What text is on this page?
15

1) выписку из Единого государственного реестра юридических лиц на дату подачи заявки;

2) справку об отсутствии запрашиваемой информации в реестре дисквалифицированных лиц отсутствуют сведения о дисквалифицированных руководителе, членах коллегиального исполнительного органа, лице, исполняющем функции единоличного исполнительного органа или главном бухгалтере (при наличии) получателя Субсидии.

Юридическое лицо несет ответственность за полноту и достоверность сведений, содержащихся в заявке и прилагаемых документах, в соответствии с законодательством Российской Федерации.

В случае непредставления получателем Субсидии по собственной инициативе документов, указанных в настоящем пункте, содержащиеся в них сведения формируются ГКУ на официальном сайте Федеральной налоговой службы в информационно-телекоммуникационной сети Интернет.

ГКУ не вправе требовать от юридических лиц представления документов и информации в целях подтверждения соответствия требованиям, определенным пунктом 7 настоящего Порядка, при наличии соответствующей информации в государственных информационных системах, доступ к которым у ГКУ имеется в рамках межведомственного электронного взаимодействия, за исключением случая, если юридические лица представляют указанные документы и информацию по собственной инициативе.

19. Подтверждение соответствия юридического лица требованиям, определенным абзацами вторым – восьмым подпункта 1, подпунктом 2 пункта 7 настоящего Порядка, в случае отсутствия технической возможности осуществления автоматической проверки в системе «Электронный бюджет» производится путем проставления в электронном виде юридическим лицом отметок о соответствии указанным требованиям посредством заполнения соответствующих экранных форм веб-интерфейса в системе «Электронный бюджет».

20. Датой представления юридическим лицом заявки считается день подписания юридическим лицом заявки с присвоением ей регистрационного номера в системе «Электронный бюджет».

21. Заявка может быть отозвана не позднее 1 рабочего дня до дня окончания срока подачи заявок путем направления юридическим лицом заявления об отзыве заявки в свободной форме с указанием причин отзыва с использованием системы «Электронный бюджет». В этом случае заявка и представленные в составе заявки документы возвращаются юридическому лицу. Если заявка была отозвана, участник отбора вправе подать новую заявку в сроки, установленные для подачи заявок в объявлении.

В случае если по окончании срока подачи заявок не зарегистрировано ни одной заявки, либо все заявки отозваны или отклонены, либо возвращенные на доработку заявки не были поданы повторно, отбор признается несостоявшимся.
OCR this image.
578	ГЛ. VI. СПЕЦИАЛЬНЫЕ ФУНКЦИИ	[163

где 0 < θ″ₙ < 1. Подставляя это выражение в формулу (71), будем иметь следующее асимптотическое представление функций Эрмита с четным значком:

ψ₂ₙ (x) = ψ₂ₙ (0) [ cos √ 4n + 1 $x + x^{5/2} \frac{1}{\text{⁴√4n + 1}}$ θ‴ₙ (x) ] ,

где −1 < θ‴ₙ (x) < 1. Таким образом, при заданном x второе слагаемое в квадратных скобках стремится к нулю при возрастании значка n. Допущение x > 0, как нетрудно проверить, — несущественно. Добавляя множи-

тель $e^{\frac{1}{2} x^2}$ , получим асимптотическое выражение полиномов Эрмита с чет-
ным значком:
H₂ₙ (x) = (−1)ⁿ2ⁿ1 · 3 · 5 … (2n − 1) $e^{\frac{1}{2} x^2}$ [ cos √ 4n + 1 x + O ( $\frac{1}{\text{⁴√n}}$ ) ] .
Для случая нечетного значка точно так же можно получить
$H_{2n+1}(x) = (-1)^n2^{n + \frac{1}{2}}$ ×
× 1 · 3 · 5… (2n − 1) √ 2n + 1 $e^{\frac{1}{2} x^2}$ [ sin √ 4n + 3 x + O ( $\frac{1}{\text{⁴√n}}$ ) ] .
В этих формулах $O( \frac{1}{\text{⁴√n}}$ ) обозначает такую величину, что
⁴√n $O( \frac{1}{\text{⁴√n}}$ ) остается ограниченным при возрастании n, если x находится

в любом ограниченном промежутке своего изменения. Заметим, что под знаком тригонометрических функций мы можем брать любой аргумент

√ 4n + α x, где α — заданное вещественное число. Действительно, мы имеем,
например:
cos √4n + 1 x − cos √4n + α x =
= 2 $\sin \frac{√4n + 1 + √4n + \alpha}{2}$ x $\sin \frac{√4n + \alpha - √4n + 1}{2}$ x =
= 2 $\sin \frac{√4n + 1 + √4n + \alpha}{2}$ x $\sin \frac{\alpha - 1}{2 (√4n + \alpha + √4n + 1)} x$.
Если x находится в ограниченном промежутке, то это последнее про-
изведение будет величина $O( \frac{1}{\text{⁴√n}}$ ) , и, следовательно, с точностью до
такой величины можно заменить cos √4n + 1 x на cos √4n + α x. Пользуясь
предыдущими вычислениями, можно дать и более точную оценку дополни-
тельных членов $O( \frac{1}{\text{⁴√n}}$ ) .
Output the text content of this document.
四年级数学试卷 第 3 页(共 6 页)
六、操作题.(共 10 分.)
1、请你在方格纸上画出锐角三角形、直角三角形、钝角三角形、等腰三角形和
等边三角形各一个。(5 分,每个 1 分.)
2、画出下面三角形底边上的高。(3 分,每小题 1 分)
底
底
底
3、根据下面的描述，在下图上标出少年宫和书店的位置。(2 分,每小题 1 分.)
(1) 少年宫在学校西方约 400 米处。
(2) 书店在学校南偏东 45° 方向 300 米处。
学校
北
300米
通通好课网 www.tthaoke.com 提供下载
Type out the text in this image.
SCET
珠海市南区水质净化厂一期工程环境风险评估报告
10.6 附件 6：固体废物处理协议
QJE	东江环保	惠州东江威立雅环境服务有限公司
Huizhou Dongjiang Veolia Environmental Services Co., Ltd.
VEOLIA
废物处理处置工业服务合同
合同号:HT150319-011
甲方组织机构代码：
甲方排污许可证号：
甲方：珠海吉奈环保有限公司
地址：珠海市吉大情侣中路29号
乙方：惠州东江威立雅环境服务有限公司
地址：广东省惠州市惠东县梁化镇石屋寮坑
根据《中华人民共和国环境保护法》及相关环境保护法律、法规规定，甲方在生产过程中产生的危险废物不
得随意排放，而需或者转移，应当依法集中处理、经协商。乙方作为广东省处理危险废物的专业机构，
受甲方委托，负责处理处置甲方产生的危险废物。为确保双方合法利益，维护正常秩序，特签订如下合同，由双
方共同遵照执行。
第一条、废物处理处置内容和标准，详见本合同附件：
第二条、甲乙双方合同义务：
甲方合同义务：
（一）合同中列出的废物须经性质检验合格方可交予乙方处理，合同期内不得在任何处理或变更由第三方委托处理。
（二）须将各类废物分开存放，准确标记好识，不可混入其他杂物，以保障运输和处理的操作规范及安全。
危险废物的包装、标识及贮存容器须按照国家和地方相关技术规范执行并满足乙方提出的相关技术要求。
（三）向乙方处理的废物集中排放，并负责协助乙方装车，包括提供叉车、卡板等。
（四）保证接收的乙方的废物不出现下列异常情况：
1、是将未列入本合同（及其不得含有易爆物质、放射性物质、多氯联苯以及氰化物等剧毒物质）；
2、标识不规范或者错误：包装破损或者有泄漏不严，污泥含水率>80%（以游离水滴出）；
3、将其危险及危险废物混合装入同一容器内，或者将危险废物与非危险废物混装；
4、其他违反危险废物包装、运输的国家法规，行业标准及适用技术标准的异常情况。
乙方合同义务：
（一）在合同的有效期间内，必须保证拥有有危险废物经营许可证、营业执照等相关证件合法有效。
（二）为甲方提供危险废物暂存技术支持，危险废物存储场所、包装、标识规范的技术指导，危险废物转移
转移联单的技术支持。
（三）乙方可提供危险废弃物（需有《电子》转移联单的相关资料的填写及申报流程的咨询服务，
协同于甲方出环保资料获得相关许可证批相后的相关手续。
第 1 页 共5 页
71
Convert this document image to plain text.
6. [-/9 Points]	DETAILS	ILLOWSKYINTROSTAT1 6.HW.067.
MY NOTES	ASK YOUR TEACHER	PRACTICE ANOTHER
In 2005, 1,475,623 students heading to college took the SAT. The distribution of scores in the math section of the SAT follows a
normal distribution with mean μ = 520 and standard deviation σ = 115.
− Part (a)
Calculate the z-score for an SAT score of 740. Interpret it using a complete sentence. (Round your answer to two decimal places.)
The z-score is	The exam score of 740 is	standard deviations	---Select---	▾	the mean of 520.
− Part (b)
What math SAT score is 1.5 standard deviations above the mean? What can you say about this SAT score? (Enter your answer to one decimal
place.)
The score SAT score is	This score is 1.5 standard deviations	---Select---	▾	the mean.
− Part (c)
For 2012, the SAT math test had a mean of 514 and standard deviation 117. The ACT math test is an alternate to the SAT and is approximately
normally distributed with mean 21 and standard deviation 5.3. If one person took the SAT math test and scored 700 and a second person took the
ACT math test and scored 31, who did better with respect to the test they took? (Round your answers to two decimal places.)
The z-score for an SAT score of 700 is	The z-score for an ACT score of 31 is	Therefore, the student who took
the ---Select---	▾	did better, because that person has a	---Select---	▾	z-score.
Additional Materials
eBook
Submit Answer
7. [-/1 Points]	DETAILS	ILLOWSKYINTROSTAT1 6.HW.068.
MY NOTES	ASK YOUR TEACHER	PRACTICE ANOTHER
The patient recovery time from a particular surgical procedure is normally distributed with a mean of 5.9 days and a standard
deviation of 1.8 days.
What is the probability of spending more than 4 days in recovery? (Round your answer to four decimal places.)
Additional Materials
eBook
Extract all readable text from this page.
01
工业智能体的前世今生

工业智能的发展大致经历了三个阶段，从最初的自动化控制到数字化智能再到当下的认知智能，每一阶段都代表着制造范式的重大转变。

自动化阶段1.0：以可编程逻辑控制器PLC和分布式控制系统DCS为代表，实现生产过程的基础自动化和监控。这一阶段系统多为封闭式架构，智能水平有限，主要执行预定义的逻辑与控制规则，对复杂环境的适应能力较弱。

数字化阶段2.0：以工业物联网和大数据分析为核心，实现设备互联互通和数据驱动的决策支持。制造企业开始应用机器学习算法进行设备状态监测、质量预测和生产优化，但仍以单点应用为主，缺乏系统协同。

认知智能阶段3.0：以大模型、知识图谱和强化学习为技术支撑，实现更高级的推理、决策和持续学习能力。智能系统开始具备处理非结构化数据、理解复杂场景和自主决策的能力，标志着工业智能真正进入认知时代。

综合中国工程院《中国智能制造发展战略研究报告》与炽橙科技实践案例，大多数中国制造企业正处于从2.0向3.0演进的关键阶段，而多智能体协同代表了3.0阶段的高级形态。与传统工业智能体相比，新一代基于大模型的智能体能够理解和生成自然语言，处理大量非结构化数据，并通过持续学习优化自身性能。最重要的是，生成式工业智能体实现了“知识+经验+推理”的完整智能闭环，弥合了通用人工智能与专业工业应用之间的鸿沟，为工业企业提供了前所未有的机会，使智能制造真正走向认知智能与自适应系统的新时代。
• • •
Find the word "from" in the data and copy out each line where it turns up.

**Task output**
The patient recovery time from a particular surgical procedure is normally distributed with a mean of 5.9 days and a standard
Extract all readable text from this page.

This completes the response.